▶ [Task material]:

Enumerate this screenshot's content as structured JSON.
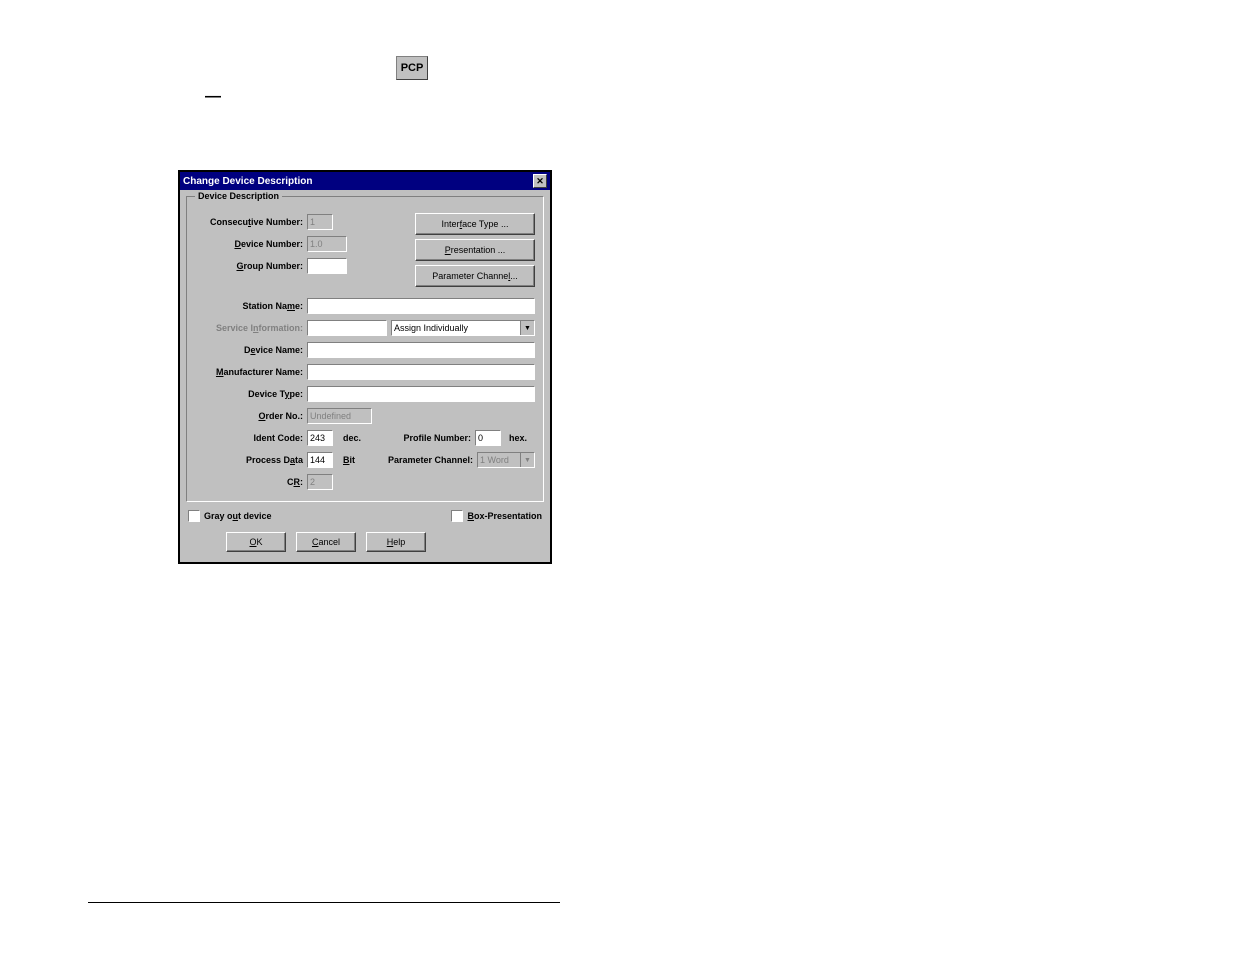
{
  "header": {
    "pcp": "PCP",
    "dash": "—"
  },
  "dialog": {
    "title": "Change Device Description",
    "group_label": "Device Description"
  },
  "fields": {
    "consecutive": {
      "label_pre": "Consecu",
      "label_u": "t",
      "label_post": "ive Number:",
      "value": "1"
    },
    "device_number": {
      "label_u": "D",
      "label_post": "evice Number:",
      "value": "1.0"
    },
    "group_number": {
      "label_u": "G",
      "label_post": "roup Number:",
      "value": ""
    },
    "station_name": {
      "label_pre": "Station Na",
      "label_u": "m",
      "label_post": "e:",
      "value": ""
    },
    "service_info": {
      "label_pre": "Service I",
      "label_u": "n",
      "label_post": "formation:",
      "value": "",
      "select": "Assign Individually"
    },
    "device_name": {
      "label_pre": "D",
      "label_u": "e",
      "label_post": "vice Name:",
      "value": ""
    },
    "manufacturer": {
      "label_u": "M",
      "label_post": "anufacturer Name:",
      "value": ""
    },
    "device_type": {
      "label_pre": "Device T",
      "label_u": "y",
      "label_post": "pe:",
      "value": ""
    },
    "order_no": {
      "label_u": "O",
      "label_post": "rder No.:",
      "value": "Undefined"
    },
    "ident_code": {
      "label": "Ident Code:",
      "value": "243",
      "unit": "dec."
    },
    "profile_number": {
      "label": "Profile Number:",
      "value": "0",
      "unit": "hex."
    },
    "process_data": {
      "label_pre": "Process D",
      "label_u": "a",
      "label_post": "ta",
      "value": "144",
      "unit_u": "B",
      "unit_post": "it"
    },
    "param_channel": {
      "label": "Parameter Channel:",
      "value": "1 Word"
    },
    "cr": {
      "label_pre": "C",
      "label_u": "R",
      "label_post": ":",
      "value": "2"
    }
  },
  "checkboxes": {
    "gray_out": {
      "pre": "Gray o",
      "u": "u",
      "post": "t device"
    },
    "box_pres": {
      "u": "B",
      "post": "ox-Presentation"
    }
  },
  "buttons": {
    "interface_pre": "Inter",
    "interface_u": "f",
    "interface_post": "ace Type ...",
    "presentation_u": "P",
    "presentation_post": "resentation ...",
    "param_pre": "Parameter Channe",
    "param_u": "l",
    "param_post": " ...",
    "ok_u": "O",
    "ok_post": "K",
    "cancel_u": "C",
    "cancel_post": "ancel",
    "help_u": "H",
    "help_post": "elp"
  }
}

▶ [Task goal]: Quote the records in full and exactly; skip any image.

▶ [Exercise output]:
Enumerate this screenshot's content as structured JSON.
{
  "header": {
    "pcp": "PCP",
    "dash": "—"
  },
  "dialog": {
    "title": "Change Device Description",
    "group_label": "Device Description"
  },
  "fields": {
    "consecutive": {
      "label_pre": "Consecu",
      "label_u": "t",
      "label_post": "ive Number:",
      "value": "1"
    },
    "device_number": {
      "label_u": "D",
      "label_post": "evice Number:",
      "value": "1.0"
    },
    "group_number": {
      "label_u": "G",
      "label_post": "roup Number:",
      "value": ""
    },
    "station_name": {
      "label_pre": "Station Na",
      "label_u": "m",
      "label_post": "e:",
      "value": ""
    },
    "service_info": {
      "label_pre": "Service I",
      "label_u": "n",
      "label_post": "formation:",
      "value": "",
      "select": "Assign Individually"
    },
    "device_name": {
      "label_pre": "D",
      "label_u": "e",
      "label_post": "vice Name:",
      "value": ""
    },
    "manufacturer": {
      "label_u": "M",
      "label_post": "anufacturer Name:",
      "value": ""
    },
    "device_type": {
      "label_pre": "Device T",
      "label_u": "y",
      "label_post": "pe:",
      "value": ""
    },
    "order_no": {
      "label_u": "O",
      "label_post": "rder No.:",
      "value": "Undefined"
    },
    "ident_code": {
      "label": "Ident Code:",
      "value": "243",
      "unit": "dec."
    },
    "profile_number": {
      "label": "Profile Number:",
      "value": "0",
      "unit": "hex."
    },
    "process_data": {
      "label_pre": "Process D",
      "label_u": "a",
      "label_post": "ta",
      "value": "144",
      "unit_u": "B",
      "unit_post": "it"
    },
    "param_channel": {
      "label": "Parameter Channel:",
      "value": "1 Word"
    },
    "cr": {
      "label_pre": "C",
      "label_u": "R",
      "label_post": ":",
      "value": "2"
    }
  },
  "checkboxes": {
    "gray_out": {
      "pre": "Gray o",
      "u": "u",
      "post": "t device"
    },
    "box_pres": {
      "u": "B",
      "post": "ox-Presentation"
    }
  },
  "buttons": {
    "interface_pre": "Inter",
    "interface_u": "f",
    "interface_post": "ace Type ...",
    "presentation_u": "P",
    "presentation_post": "resentation ...",
    "param_pre": "Parameter Channe",
    "param_u": "l",
    "param_post": " ...",
    "ok_u": "O",
    "ok_post": "K",
    "cancel_u": "C",
    "cancel_post": "ancel",
    "help_u": "H",
    "help_post": "elp"
  }
}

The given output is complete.